## EXERCISE OBJECTIVE
Work out how many lines of the records hold the string "have", and reply with that number alone.

── SUPPLIED DATA

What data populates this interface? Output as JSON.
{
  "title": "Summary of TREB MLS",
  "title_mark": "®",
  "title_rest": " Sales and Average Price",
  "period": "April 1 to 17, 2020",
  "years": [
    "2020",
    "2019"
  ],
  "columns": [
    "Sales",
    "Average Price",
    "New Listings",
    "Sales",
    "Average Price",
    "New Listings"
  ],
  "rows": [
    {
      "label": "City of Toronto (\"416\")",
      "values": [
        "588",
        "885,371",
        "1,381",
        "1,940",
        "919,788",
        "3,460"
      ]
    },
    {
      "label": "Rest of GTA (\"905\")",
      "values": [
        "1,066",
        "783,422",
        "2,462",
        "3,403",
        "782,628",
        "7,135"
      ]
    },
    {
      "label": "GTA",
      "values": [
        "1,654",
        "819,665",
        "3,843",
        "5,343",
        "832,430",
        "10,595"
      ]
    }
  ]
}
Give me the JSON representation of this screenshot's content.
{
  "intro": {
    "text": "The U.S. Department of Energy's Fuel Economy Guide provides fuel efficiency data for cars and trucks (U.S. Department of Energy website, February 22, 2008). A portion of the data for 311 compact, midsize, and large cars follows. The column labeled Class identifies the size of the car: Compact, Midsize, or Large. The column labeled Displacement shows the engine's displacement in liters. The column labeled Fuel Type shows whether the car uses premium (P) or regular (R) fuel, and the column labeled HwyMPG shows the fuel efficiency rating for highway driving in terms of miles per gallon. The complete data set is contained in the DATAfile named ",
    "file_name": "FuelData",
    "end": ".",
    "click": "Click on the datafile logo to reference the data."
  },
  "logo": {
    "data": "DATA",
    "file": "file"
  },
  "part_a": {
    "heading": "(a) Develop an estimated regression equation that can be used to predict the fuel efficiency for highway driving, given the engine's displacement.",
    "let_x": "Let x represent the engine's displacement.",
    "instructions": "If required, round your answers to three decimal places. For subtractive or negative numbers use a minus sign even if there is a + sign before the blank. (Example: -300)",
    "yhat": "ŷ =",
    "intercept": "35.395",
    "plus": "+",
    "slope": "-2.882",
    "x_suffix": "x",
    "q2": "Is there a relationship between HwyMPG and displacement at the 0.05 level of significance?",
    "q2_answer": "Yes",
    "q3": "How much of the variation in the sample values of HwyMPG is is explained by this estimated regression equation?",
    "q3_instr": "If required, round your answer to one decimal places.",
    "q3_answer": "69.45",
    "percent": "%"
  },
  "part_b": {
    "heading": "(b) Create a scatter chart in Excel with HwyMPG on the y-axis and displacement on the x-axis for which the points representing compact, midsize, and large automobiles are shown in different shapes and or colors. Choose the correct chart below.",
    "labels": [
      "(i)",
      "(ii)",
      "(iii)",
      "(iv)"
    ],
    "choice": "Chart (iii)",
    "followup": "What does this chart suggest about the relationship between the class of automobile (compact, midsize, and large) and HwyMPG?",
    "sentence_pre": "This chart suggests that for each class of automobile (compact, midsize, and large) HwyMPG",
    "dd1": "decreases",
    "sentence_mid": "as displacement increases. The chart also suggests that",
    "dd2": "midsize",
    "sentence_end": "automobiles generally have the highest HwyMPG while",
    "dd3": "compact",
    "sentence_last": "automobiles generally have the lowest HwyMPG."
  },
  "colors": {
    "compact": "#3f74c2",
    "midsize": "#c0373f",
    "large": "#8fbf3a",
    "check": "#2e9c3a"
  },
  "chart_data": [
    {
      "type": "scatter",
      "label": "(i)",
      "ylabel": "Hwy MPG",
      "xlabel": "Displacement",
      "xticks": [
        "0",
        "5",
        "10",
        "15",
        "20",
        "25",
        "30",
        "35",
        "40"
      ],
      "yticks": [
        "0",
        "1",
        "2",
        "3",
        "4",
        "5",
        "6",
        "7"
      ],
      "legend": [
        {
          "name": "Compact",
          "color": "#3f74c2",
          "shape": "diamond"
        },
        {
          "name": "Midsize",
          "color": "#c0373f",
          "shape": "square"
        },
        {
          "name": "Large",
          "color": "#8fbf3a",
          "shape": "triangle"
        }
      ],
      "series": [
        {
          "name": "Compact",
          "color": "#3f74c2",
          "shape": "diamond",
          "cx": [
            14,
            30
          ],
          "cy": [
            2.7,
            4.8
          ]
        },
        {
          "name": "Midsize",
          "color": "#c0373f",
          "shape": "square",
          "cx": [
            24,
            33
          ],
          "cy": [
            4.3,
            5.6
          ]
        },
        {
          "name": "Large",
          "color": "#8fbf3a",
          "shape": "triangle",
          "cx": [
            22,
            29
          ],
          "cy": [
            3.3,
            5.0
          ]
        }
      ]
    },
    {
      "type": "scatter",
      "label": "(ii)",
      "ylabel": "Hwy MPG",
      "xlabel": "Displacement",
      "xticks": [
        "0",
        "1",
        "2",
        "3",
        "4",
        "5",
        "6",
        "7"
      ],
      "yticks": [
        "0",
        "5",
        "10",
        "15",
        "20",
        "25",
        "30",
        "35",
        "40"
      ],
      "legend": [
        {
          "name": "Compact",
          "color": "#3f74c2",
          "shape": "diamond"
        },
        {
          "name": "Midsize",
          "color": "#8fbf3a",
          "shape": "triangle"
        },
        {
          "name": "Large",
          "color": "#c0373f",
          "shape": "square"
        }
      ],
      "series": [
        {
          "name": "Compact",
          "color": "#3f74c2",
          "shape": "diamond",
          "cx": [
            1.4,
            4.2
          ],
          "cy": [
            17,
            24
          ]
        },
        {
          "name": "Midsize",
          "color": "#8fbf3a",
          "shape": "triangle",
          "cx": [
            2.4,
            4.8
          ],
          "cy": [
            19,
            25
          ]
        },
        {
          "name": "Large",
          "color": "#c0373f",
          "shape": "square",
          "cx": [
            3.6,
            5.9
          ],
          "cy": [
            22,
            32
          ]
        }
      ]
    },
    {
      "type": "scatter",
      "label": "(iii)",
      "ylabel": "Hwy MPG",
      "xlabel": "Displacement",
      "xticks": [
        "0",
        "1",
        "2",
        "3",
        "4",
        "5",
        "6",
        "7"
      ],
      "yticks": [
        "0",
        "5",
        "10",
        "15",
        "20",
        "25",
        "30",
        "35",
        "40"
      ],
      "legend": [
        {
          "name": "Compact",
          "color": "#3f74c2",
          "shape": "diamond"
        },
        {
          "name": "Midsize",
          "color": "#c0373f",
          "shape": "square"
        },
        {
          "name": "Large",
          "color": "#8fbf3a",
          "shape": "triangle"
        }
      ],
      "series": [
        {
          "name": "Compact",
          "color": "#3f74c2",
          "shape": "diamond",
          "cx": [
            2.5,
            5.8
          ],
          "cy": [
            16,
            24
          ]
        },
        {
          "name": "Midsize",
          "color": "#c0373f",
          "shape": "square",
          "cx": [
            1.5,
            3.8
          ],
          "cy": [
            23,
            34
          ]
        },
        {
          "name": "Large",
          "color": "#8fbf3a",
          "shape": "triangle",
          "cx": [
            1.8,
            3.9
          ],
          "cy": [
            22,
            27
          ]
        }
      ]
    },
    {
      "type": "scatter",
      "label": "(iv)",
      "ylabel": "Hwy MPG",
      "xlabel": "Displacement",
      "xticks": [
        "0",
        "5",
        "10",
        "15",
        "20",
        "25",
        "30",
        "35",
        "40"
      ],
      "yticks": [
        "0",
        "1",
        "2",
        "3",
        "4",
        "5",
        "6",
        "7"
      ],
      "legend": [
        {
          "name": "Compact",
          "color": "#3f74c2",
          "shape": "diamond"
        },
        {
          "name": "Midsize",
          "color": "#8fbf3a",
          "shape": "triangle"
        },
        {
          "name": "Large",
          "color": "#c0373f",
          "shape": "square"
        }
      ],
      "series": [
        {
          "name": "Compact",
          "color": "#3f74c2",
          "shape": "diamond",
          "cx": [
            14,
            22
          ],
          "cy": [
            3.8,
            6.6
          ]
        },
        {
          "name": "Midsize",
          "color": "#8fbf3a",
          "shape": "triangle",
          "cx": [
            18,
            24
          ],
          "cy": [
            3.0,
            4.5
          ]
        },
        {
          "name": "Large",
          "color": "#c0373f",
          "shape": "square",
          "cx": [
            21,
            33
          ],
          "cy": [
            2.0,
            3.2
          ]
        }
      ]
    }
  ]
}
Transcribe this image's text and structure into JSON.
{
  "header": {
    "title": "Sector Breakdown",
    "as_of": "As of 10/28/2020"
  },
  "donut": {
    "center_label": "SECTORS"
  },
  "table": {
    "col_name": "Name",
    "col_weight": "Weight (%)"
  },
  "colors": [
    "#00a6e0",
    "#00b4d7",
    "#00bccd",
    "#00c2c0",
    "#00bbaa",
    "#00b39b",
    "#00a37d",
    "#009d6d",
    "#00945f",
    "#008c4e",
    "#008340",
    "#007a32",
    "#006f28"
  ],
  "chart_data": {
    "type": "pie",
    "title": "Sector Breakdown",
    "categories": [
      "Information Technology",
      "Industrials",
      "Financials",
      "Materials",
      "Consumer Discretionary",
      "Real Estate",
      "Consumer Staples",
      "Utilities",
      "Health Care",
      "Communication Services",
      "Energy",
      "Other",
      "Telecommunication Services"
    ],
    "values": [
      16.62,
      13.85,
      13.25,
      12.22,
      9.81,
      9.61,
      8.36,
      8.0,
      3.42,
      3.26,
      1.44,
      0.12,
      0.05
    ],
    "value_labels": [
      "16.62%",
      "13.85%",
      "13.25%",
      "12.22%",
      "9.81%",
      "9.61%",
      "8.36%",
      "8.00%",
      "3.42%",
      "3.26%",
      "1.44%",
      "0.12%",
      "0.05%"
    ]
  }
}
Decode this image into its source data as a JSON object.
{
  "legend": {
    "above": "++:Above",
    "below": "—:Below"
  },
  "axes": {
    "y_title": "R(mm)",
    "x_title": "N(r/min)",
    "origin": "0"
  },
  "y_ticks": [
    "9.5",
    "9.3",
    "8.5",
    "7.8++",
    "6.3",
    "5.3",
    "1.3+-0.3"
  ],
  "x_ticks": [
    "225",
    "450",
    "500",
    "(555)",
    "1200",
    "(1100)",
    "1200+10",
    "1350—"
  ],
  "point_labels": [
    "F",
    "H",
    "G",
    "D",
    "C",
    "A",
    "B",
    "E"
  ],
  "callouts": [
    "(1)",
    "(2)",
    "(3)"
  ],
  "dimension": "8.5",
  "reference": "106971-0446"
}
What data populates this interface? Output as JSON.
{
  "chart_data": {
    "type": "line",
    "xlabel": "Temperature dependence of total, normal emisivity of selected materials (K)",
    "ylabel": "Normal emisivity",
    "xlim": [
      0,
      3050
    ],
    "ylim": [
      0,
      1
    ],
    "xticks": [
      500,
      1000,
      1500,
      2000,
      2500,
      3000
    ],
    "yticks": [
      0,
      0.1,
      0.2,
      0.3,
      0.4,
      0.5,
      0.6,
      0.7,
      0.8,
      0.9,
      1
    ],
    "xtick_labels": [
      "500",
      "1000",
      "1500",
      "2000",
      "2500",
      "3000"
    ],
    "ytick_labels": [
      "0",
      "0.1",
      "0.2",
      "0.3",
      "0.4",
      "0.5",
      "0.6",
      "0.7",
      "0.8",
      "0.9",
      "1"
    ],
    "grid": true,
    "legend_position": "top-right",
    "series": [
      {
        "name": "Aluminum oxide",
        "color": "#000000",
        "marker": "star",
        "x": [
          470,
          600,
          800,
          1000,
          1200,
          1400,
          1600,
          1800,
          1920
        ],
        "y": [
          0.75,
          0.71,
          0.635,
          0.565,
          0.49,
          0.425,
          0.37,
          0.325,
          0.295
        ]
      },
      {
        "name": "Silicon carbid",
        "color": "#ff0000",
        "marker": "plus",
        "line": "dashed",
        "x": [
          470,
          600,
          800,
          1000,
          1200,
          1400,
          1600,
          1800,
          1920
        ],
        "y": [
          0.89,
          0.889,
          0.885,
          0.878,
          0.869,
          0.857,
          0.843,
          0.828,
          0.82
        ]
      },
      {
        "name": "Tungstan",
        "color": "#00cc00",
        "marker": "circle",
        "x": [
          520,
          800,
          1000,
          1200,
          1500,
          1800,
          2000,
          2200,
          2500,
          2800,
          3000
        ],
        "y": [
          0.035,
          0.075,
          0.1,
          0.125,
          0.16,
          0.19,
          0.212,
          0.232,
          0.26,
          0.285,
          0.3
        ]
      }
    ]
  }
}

────

## EXERCISE OUTPUT
2